THE TASK -> Identify every line in the records below that contains the word "ἐφημερίαν", and reproduce each one.

## Start

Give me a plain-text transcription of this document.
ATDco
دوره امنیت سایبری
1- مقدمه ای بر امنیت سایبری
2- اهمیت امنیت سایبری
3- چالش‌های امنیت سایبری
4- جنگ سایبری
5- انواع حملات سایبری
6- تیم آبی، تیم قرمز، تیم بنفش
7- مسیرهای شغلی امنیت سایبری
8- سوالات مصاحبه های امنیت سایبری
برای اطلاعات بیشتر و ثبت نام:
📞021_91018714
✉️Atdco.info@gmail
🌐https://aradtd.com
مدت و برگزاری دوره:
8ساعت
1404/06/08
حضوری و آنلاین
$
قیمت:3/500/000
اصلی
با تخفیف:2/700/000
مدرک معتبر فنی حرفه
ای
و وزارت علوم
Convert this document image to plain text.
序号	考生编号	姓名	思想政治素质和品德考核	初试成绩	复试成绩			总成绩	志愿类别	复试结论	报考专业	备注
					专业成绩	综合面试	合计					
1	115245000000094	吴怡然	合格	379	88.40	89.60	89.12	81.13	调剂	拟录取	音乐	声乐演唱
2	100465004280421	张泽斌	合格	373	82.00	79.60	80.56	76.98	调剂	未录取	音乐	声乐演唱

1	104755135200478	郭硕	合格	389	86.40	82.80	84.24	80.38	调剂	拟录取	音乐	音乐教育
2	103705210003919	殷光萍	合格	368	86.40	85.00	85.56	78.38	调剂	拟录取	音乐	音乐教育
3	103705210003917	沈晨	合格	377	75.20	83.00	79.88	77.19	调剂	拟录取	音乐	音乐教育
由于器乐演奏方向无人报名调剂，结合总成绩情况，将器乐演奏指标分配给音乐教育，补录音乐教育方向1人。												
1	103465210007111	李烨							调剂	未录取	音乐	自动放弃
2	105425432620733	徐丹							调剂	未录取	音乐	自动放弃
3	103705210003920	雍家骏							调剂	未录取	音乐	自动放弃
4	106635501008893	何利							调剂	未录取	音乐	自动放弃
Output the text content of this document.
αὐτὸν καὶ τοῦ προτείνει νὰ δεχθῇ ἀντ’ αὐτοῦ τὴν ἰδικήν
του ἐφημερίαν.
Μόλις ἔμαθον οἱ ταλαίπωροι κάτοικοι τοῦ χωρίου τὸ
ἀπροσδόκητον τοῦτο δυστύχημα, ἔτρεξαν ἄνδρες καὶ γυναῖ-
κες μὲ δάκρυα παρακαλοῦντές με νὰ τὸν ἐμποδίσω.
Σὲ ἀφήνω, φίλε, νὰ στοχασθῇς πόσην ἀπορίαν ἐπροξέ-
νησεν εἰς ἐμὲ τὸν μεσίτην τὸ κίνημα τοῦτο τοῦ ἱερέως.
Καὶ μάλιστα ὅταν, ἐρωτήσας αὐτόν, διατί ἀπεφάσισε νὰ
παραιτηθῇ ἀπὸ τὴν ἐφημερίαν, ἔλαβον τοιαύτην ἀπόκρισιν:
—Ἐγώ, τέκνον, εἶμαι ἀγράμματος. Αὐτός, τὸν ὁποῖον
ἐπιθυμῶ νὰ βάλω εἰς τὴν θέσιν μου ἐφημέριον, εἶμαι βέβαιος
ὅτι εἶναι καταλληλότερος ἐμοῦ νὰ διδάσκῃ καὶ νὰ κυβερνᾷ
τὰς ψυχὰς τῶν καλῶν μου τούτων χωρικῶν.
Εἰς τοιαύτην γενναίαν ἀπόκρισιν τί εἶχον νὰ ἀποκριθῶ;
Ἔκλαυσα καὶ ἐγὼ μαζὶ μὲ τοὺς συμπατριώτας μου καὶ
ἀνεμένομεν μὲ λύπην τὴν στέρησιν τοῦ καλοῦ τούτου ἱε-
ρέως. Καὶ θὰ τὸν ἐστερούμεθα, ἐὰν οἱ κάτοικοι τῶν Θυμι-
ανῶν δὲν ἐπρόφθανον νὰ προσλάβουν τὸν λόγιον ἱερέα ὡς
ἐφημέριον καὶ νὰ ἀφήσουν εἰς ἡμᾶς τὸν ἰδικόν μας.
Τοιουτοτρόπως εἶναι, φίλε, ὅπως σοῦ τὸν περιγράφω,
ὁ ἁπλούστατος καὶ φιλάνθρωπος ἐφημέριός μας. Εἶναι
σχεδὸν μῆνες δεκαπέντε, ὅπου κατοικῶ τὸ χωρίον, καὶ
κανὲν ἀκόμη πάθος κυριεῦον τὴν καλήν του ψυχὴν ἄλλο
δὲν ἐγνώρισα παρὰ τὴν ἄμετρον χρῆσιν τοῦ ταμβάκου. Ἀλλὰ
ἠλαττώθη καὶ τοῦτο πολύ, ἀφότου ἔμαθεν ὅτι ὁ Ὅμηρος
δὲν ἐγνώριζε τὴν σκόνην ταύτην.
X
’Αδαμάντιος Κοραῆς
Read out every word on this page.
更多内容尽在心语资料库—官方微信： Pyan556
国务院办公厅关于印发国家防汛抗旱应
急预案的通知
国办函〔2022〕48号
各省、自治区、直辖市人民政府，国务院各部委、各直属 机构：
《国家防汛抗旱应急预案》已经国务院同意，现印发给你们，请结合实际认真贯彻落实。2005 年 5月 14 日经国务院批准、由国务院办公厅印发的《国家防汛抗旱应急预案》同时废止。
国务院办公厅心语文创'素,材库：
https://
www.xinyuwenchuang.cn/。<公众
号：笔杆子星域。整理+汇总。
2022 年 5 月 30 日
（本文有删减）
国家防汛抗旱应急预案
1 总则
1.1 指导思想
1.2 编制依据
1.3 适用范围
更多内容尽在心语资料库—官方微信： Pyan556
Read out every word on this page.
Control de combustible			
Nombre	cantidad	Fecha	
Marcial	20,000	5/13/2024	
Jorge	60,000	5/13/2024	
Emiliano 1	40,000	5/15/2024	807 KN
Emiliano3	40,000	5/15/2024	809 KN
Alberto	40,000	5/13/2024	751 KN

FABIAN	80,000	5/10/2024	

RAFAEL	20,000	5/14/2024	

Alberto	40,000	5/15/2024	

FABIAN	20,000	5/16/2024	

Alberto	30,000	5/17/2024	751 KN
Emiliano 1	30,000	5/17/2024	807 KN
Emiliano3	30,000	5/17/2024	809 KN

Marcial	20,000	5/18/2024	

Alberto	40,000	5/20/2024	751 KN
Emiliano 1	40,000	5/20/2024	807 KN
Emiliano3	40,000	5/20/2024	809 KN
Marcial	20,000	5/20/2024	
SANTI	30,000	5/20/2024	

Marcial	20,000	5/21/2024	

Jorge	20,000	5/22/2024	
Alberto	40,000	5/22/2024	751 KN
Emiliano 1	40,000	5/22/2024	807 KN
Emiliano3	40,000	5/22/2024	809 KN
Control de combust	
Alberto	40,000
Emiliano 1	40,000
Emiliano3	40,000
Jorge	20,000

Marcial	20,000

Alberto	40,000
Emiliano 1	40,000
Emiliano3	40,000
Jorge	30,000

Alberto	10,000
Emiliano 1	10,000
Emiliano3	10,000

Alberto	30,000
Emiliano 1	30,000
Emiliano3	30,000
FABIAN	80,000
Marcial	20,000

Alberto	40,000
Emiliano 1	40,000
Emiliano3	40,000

## End

RESULT ->
του ἐφημερίαν.
παραιτηθῇ ἀπὸ τὴν ἐφημερίαν, ἔλαβον τοιαύτην ἀπόκρισιν:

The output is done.